▸ **Given entries**
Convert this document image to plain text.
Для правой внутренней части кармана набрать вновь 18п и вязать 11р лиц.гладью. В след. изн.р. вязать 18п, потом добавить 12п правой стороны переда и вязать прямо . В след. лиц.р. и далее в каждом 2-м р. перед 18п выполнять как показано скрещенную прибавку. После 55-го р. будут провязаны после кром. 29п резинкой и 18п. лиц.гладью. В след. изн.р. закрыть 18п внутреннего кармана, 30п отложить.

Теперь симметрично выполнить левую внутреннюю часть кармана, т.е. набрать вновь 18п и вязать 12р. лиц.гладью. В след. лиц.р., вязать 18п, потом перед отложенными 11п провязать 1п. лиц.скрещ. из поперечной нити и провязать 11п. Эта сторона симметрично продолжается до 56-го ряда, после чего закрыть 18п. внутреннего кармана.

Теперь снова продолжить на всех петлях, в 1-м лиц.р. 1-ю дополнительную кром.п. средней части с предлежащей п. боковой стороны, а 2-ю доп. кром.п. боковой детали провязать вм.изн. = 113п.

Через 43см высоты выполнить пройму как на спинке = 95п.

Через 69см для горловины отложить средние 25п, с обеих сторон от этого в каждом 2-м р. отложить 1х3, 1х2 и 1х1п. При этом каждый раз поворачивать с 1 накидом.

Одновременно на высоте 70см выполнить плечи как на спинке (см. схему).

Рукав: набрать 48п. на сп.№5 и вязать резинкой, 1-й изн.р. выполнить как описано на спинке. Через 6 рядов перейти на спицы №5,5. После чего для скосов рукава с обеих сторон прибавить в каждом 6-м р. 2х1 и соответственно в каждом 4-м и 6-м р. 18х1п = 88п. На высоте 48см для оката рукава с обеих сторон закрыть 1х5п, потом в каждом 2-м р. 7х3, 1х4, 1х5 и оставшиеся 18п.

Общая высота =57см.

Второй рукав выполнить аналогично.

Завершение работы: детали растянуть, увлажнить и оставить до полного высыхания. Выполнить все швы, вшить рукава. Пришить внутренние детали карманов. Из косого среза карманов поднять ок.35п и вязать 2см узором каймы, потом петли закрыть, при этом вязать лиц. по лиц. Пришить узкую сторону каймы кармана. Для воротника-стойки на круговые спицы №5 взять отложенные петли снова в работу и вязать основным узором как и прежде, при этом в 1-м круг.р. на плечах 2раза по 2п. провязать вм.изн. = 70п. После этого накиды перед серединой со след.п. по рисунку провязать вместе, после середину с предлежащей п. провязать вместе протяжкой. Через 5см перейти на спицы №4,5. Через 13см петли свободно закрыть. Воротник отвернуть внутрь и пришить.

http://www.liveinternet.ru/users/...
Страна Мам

▸ **Given problem**
Copy each line of the data exactly, leaving nothing out.

▸ **Reply**
Convert this document image to plain text.
Для правой внутренней части кармана набрать вновь 18п и вязать 11р лиц.гладью. В след. изн.р. вязать 18п, потом добавить 12п правой стороны переда и вязать прямо . В след. лиц.р. и далее в каждом 2-м р. перед 18п выполнять как показано скрещенную прибавку. После 55-го р. будут провязаны после кром. 29п резинкой и 18п. лиц.гладью. В след. изн.р. закрыть 18п внутреннего кармана, 30п отложить.

Теперь симметрично выполнить левую внутреннюю часть кармана, т.е. набрать вновь 18п и вязать 12р. лиц.гладью. В след. лиц.р., вязать 18п, потом перед отложенными 11п провязать 1п. лиц.скрещ. из поперечной нити и провязать 11п. Эта сторона симметрично продолжается до 56-го ряда, после чего закрыть 18п. внутреннего кармана.

Теперь снова продолжить на всех петлях, в 1-м лиц.р. 1-ю дополнительную кром.п. средней части с предлежащей п. боковой стороны, а 2-ю доп. кром.п. боковой детали провязать вм.изн. = 113п.

Через 43см высоты выполнить пройму как на спинке = 95п.

Через 69см для горловины отложить средние 25п, с обеих сторон от этого в каждом 2-м р. отложить 1х3, 1х2 и 1х1п. При этом каждый раз поворачивать с 1 накидом.

Одновременно на высоте 70см выполнить плечи как на спинке (см. схему).

Рукав: набрать 48п. на сп.№5 и вязать резинкой, 1-й изн.р. выполнить как описано на спинке. Через 6 рядов перейти на спицы №5,5. После чего для скосов рукава с обеих сторон прибавить в каждом 6-м р. 2х1 и соответственно в каждом 4-м и 6-м р. 18х1п = 88п. На высоте 48см для оката рукава с обеих сторон закрыть 1х5п, потом в каждом 2-м р. 7х3, 1х4, 1х5 и оставшиеся 18п.

Общая высота =57см.

Второй рукав выполнить аналогично.

Завершение работы: детали растянуть, увлажнить и оставить до полного высыхания. Выполнить все швы, вшить рукава. Пришить внутренние детали карманов. Из косого среза карманов поднять ок.35п и вязать 2см узором каймы, потом петли закрыть, при этом вязать лиц. по лиц. Пришить узкую сторону каймы кармана. Для воротника-стойки на круговые спицы №5 взять отложенные петли снова в работу и вязать основным узором как и прежде, при этом в 1-м круг.р. на плечах 2раза по 2п. провязать вм.изн. = 70п. После этого накиды перед серединой со след.п. по рисунку провязать вместе, после середину с предлежащей п. провязать вместе протяжкой. Через 5см перейти на спицы №4,5. Через 13см петли свободно закрыть. Воротник отвернуть внутрь и пришить.

http://www.liveinternet.ru/users/...
Страна Мам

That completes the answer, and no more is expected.